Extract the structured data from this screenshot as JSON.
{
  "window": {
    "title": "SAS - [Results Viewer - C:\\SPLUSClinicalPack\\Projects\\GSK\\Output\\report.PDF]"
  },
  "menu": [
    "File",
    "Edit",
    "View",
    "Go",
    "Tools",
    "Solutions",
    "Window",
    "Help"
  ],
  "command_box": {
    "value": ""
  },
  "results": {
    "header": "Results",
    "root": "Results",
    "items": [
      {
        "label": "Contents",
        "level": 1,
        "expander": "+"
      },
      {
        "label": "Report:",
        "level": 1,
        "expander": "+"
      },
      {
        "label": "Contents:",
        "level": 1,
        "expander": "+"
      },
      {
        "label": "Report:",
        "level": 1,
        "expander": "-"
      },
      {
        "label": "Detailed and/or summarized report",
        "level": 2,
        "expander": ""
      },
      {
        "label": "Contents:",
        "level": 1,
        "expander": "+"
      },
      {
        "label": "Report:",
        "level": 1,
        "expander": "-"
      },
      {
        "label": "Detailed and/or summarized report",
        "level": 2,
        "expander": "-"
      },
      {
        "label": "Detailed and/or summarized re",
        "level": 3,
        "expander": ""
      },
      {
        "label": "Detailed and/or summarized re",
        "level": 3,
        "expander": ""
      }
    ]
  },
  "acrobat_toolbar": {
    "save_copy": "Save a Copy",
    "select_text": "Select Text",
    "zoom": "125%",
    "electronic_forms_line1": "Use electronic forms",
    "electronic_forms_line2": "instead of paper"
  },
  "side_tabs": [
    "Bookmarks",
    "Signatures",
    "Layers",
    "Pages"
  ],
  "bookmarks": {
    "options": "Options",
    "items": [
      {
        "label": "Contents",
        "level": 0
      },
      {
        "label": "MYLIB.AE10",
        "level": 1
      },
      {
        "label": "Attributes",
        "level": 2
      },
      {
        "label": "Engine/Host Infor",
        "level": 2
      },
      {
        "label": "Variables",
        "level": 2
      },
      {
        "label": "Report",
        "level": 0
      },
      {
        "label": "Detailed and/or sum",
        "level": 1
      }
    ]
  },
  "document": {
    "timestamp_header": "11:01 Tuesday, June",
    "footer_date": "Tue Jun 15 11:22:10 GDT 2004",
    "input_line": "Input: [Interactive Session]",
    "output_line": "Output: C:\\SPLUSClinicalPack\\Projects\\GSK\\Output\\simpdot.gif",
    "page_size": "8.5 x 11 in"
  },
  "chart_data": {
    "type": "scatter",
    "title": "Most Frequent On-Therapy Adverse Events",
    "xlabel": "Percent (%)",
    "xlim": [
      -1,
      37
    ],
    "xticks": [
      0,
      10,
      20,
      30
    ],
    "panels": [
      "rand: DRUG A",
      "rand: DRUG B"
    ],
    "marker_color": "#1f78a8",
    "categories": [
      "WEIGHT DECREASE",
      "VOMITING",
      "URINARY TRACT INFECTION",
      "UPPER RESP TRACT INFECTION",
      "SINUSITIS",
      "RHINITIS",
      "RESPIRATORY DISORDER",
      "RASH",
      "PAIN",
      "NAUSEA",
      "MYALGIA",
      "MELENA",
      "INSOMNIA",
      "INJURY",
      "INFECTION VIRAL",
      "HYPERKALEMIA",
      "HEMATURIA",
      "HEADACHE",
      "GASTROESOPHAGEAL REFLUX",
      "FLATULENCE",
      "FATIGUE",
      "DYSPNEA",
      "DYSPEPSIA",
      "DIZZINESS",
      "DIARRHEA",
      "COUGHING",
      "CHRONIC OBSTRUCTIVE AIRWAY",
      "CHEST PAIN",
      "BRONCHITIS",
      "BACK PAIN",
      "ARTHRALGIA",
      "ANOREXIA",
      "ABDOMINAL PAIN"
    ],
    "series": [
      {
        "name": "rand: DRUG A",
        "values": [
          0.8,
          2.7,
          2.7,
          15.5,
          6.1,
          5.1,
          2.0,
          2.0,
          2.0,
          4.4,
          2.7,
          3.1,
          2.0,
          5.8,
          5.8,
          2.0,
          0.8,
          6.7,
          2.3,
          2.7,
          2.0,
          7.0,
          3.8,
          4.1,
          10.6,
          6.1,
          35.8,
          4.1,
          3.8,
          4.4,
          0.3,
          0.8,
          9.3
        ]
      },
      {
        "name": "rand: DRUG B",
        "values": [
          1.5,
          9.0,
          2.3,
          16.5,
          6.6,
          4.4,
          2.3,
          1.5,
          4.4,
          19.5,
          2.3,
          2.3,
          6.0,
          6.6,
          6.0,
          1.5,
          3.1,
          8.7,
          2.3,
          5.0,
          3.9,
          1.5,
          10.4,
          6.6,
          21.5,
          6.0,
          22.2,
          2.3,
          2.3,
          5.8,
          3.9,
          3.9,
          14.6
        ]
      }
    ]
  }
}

- [What this task involves]:
Take the listing above and set it down exactly.

- [Exercise response]:
Extract the structured data from this screenshot as JSON.
{
  "window": {
    "title": "SAS - [Results Viewer - C:\\SPLUSClinicalPack\\Projects\\GSK\\Output\\report.PDF]"
  },
  "menu": [
    "File",
    "Edit",
    "View",
    "Go",
    "Tools",
    "Solutions",
    "Window",
    "Help"
  ],
  "command_box": {
    "value": ""
  },
  "results": {
    "header": "Results",
    "root": "Results",
    "items": [
      {
        "label": "Contents",
        "level": 1,
        "expander": "+"
      },
      {
        "label": "Report:",
        "level": 1,
        "expander": "+"
      },
      {
        "label": "Contents:",
        "level": 1,
        "expander": "+"
      },
      {
        "label": "Report:",
        "level": 1,
        "expander": "-"
      },
      {
        "label": "Detailed and/or summarized report",
        "level": 2,
        "expander": ""
      },
      {
        "label": "Contents:",
        "level": 1,
        "expander": "+"
      },
      {
        "label": "Report:",
        "level": 1,
        "expander": "-"
      },
      {
        "label": "Detailed and/or summarized report",
        "level": 2,
        "expander": "-"
      },
      {
        "label": "Detailed and/or summarized re",
        "level": 3,
        "expander": ""
      },
      {
        "label": "Detailed and/or summarized re",
        "level": 3,
        "expander": ""
      }
    ]
  },
  "acrobat_toolbar": {
    "save_copy": "Save a Copy",
    "select_text": "Select Text",
    "zoom": "125%",
    "electronic_forms_line1": "Use electronic forms",
    "electronic_forms_line2": "instead of paper"
  },
  "side_tabs": [
    "Bookmarks",
    "Signatures",
    "Layers",
    "Pages"
  ],
  "bookmarks": {
    "options": "Options",
    "items": [
      {
        "label": "Contents",
        "level": 0
      },
      {
        "label": "MYLIB.AE10",
        "level": 1
      },
      {
        "label": "Attributes",
        "level": 2
      },
      {
        "label": "Engine/Host Infor",
        "level": 2
      },
      {
        "label": "Variables",
        "level": 2
      },
      {
        "label": "Report",
        "level": 0
      },
      {
        "label": "Detailed and/or sum",
        "level": 1
      }
    ]
  },
  "document": {
    "timestamp_header": "11:01 Tuesday, June",
    "footer_date": "Tue Jun 15 11:22:10 GDT 2004",
    "input_line": "Input: [Interactive Session]",
    "output_line": "Output: C:\\SPLUSClinicalPack\\Projects\\GSK\\Output\\simpdot.gif",
    "page_size": "8.5 x 11 in"
  },
  "chart_data": {
    "type": "scatter",
    "title": "Most Frequent On-Therapy Adverse Events",
    "xlabel": "Percent (%)",
    "xlim": [
      -1,
      37
    ],
    "xticks": [
      0,
      10,
      20,
      30
    ],
    "panels": [
      "rand: DRUG A",
      "rand: DRUG B"
    ],
    "marker_color": "#1f78a8",
    "categories": [
      "WEIGHT DECREASE",
      "VOMITING",
      "URINARY TRACT INFECTION",
      "UPPER RESP TRACT INFECTION",
      "SINUSITIS",
      "RHINITIS",
      "RESPIRATORY DISORDER",
      "RASH",
      "PAIN",
      "NAUSEA",
      "MYALGIA",
      "MELENA",
      "INSOMNIA",
      "INJURY",
      "INFECTION VIRAL",
      "HYPERKALEMIA",
      "HEMATURIA",
      "HEADACHE",
      "GASTROESOPHAGEAL REFLUX",
      "FLATULENCE",
      "FATIGUE",
      "DYSPNEA",
      "DYSPEPSIA",
      "DIZZINESS",
      "DIARRHEA",
      "COUGHING",
      "CHRONIC OBSTRUCTIVE AIRWAY",
      "CHEST PAIN",
      "BRONCHITIS",
      "BACK PAIN",
      "ARTHRALGIA",
      "ANOREXIA",
      "ABDOMINAL PAIN"
    ],
    "series": [
      {
        "name": "rand: DRUG A",
        "values": [
          0.8,
          2.7,
          2.7,
          15.5,
          6.1,
          5.1,
          2.0,
          2.0,
          2.0,
          4.4,
          2.7,
          3.1,
          2.0,
          5.8,
          5.8,
          2.0,
          0.8,
          6.7,
          2.3,
          2.7,
          2.0,
          7.0,
          3.8,
          4.1,
          10.6,
          6.1,
          35.8,
          4.1,
          3.8,
          4.4,
          0.3,
          0.8,
          9.3
        ]
      },
      {
        "name": "rand: DRUG B",
        "values": [
          1.5,
          9.0,
          2.3,
          16.5,
          6.6,
          4.4,
          2.3,
          1.5,
          4.4,
          19.5,
          2.3,
          2.3,
          6.0,
          6.6,
          6.0,
          1.5,
          3.1,
          8.7,
          2.3,
          5.0,
          3.9,
          1.5,
          10.4,
          6.6,
          21.5,
          6.0,
          22.2,
          2.3,
          2.3,
          5.8,
          3.9,
          3.9,
          14.6
        ]
      }
    ]
  }
}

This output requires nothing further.